Excerto selecionado ▸
☆ ☆ ☆

Os golos esperados no Benfica
Quem tivesse olhado para o ratio entre o índice de golos esperados e os efetivamente marcados pelos atacantes ao serviço do Benfica não fica surpreendido pela situação atual.
É estranho que Jorge Jesus se queixe da falta de um jogador “capaz de meter a bola na baliza”, quando ainda no início desta época o Benfica gastou 39 milhões de euros em dois pontas-de-lança, Darwin Nuñez e Waldschmidt, dispensou Vinicius, um dos melhores marcadores da Liga anterior, tem Pizzi – que partilhou essa honra com o brasileiro – frequentemente no banco e ainda dispõe de Seferovic, que foi o antecessor desta dupla no campeonato de 2018/19. É um facto que Darwin está uns furos abaixo do esperado em termos de finalização, mas quanto ao resto nem pode dizer-se que haja grandes surpresas no que toca a estes registos. Bastava estar com atenção aos números.
É verdade que Darwin caiu de produção goleadora relativamente a 2019/20, quando foi uma das figuras do UD Almeria, na II Liga espanhola. Mas já lá vamos. Para já, centremo-nos nos dados disponíveis à altura da tomada de decisão e no ratio entre os golos efetivamente feitos e o índice de golos esperados (xG), um valor que vai aplicar às situações de jogo que um futebolista protagoniza a média de vezes em que essas situações dão golo numa determinada competição. Em Almería, Darwin registava um índice xG de 0,59 por 90 minutos, o que era ligeiramente superior até ao mostrado por Carlos Vinícius na Liga portuguesa anterior (0,57). Significava isto que o uruguaio se colocava em situação suscetível de marcar 0,59 vezes por cada 90 minutos em campo, ligeiramente mais do que o melhor marcador da Liga portuguesa. Só que Darwin já não era em Almeria um fenómeno de concretização: acabou a Liga com 0,55 golos por 90 minutos – isto é, ligeiramente abaixo do esperado para os lances que de facto protagonizava. E aqui começavam a ver-se diferenças para Vinícius, que acabou a última Liga portuguesa com 0,84 golos efetivamente marcados por 90 minutos – bem acima do que o seu índice xG poderia fazer prever.

☆ ☆ ☆

Linhas fornecidas ▸

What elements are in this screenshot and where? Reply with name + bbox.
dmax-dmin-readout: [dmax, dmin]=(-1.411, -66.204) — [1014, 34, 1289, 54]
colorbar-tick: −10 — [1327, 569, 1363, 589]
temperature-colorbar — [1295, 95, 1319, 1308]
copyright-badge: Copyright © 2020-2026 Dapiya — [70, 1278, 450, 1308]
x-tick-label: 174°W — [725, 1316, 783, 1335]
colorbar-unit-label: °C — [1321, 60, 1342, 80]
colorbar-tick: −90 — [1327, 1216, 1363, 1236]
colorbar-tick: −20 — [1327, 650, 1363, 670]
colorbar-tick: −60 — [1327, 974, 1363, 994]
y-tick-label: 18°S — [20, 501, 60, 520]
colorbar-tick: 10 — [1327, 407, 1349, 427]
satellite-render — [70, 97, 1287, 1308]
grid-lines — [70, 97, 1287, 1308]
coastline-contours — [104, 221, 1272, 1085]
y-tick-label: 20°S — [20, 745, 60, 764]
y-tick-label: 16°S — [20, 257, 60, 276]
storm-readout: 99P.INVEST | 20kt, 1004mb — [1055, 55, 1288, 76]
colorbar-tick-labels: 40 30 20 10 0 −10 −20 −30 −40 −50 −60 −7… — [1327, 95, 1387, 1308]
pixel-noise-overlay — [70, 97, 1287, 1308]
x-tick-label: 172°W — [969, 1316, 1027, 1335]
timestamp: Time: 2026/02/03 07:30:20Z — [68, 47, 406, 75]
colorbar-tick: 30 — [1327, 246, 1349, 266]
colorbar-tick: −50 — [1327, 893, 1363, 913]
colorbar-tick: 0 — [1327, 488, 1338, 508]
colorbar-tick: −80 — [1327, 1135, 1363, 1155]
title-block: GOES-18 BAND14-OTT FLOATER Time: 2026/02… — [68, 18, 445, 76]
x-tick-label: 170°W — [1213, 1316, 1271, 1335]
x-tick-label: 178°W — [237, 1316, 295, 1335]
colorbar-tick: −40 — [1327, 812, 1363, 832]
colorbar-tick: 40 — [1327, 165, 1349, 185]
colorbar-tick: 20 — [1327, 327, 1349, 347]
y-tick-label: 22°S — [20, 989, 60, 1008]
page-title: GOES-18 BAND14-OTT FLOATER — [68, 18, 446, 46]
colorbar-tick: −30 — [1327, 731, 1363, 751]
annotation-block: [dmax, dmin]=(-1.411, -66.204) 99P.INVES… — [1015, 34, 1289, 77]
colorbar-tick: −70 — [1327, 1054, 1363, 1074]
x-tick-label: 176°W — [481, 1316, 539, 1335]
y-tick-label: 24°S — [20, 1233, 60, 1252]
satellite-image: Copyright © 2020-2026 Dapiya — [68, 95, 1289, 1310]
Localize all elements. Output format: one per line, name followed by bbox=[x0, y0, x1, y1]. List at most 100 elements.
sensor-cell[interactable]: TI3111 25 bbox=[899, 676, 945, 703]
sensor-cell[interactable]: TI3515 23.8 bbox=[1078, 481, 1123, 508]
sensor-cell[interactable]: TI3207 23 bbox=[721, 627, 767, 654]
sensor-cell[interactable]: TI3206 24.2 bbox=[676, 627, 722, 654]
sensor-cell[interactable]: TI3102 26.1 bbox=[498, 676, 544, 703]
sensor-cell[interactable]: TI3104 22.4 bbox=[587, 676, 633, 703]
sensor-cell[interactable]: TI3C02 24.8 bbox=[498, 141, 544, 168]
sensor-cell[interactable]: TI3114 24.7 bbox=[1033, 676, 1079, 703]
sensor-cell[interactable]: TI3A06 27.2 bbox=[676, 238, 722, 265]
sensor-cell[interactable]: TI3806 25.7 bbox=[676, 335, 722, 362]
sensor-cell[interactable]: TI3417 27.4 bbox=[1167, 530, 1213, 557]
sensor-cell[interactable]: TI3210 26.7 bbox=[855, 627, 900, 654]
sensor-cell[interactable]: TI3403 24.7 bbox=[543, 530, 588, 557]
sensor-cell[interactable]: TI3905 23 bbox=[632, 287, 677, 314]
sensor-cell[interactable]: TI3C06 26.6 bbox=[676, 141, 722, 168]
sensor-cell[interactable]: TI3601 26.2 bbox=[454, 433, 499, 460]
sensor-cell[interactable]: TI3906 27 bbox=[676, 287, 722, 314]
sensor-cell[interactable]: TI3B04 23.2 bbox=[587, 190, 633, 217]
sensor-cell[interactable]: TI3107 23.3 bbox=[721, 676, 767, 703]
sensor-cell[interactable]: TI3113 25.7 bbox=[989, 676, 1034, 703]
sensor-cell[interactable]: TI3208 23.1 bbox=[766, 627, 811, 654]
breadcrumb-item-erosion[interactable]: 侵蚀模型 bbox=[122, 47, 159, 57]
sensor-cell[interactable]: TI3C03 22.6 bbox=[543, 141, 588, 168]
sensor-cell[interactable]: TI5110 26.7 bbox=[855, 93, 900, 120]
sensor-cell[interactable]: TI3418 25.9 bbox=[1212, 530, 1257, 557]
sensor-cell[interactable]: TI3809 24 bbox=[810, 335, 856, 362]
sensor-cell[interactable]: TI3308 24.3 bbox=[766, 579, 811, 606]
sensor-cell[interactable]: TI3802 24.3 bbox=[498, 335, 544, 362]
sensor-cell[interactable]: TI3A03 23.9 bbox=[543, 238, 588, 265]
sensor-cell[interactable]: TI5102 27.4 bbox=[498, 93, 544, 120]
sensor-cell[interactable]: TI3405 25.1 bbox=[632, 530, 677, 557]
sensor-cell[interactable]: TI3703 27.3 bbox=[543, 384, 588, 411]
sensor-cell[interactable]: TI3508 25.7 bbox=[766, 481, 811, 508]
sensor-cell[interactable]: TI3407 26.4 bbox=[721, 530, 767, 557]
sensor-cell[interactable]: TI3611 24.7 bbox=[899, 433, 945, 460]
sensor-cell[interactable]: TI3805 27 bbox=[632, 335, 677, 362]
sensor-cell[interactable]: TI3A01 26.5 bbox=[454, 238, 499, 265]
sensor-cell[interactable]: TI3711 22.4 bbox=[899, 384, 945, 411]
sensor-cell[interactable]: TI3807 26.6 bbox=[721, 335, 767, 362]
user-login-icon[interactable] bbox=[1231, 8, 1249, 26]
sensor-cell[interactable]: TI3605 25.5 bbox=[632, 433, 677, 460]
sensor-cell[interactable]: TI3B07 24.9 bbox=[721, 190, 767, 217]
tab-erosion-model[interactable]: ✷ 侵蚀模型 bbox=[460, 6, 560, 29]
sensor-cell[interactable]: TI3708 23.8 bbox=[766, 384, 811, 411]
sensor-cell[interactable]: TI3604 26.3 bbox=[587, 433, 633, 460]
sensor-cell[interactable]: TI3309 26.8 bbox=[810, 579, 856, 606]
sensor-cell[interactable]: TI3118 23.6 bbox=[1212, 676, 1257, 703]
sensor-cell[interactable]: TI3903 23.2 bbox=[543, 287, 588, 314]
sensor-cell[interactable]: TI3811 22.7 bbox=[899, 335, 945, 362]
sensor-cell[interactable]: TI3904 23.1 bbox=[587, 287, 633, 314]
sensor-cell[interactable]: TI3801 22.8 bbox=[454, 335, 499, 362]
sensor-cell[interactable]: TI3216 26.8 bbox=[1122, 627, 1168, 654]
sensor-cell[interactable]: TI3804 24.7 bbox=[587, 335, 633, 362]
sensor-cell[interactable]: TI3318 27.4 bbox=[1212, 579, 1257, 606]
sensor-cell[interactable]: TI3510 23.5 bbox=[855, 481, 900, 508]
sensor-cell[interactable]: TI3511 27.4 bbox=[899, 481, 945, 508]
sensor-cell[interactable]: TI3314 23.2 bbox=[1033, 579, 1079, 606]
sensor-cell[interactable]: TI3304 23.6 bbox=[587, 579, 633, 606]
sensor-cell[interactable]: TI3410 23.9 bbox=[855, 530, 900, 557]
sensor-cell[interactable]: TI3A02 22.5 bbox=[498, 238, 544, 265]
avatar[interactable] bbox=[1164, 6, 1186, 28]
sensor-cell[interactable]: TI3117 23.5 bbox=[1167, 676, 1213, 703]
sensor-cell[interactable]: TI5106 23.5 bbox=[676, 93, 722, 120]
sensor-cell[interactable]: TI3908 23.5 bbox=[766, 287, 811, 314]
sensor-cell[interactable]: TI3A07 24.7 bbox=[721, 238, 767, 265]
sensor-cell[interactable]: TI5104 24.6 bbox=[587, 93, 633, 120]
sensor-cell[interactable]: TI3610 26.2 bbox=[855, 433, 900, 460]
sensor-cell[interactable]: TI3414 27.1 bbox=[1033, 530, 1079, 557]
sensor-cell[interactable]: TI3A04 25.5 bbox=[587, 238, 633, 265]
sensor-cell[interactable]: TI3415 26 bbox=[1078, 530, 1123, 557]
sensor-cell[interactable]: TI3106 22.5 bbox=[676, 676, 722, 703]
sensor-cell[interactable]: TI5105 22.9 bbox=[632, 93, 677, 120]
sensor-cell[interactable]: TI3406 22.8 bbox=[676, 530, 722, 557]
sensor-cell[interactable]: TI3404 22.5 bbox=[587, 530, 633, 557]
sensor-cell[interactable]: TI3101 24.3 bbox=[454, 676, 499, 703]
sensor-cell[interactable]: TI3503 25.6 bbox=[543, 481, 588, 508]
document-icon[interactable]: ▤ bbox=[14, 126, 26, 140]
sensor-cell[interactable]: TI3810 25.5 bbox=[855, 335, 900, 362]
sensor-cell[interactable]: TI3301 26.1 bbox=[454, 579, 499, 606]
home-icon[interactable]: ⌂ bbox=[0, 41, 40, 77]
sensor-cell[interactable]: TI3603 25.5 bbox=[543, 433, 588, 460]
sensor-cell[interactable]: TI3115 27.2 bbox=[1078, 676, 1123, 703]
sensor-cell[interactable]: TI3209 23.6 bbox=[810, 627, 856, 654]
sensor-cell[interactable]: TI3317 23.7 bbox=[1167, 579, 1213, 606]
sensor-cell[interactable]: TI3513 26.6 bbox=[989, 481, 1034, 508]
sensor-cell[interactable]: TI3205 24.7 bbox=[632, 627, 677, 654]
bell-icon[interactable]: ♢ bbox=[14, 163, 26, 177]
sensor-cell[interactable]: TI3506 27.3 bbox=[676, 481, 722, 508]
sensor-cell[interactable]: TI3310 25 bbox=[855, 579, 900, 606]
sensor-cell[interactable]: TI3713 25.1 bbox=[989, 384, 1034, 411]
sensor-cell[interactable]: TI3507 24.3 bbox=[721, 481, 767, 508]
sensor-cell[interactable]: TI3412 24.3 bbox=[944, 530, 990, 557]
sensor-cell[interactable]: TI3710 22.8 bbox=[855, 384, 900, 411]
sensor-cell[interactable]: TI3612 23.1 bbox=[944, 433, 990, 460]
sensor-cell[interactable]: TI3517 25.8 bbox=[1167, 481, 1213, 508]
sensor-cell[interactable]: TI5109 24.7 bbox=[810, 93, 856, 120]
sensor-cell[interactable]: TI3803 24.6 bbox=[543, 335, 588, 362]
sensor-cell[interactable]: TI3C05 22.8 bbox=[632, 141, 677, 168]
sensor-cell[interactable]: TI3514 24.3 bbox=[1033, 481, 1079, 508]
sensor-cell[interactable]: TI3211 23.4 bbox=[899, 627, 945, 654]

☆ ☆ ☆

Tarefas ▸
(1) Repita, tal como está no excerto sobre os golos esperados do Benfica, o trecho que abre com as palavras "É estranho que" e fecha com "atenção aos números.".
(2) No excerto sobre os golos esperados do Benfica, reescreva em forma de lista o parágrafo que começa por "É verdade que Darwin caiu de produção goleadora". Mantenha os factos principais.

Respostas ▸
(1)
É estranho que Jorge Jesus se queixe da falta de um jogador “capaz de meter a bola na baliza”, quando ainda no início desta época o Benfica gastou 39 milhões de euros em dois pontas-de-lança, Darwin Nuñez e Waldschmidt, dispensou Vinicius, um dos melhores marcadores da Liga anterior, tem Pizzi – que partilhou essa honra com o brasileiro – frequentemente no banco e ainda dispõe de Seferovic, que foi o antecessor desta dupla no campeonato de 2018/19. É um facto que Darwin está uns furos abaixo do esperado em termos de finalização, mas quanto ao resto nem pode dizer-se que haja grandes surpresas no que toca a estes registos. Bastava estar com atenção aos números.

(2)
- A produção goleadora de Darwin caiu em relação a 2019/20, época em que foi uma das figuras do UD Almería, na II Liga espanhola.
- O índice de golos esperados (xG) aplica às situações de jogo protagonizadas por um futebolista a média de vezes em que essas situações dão golo numa determinada competição.
- No Almería, Darwin tinha um xG de 0,59 por 90 minutos, ligeiramente acima do de Carlos Vinícius na Liga portuguesa anterior (0,57).
- Darwin terminou essa Liga com 0,55 golos por 90 minutos, ligeiramente abaixo do esperado para os lances que protagonizava.
- Vinícius acabou a última Liga portuguesa com 0,84 golos por 90 minutos, bem acima do que o seu xG fazia prever.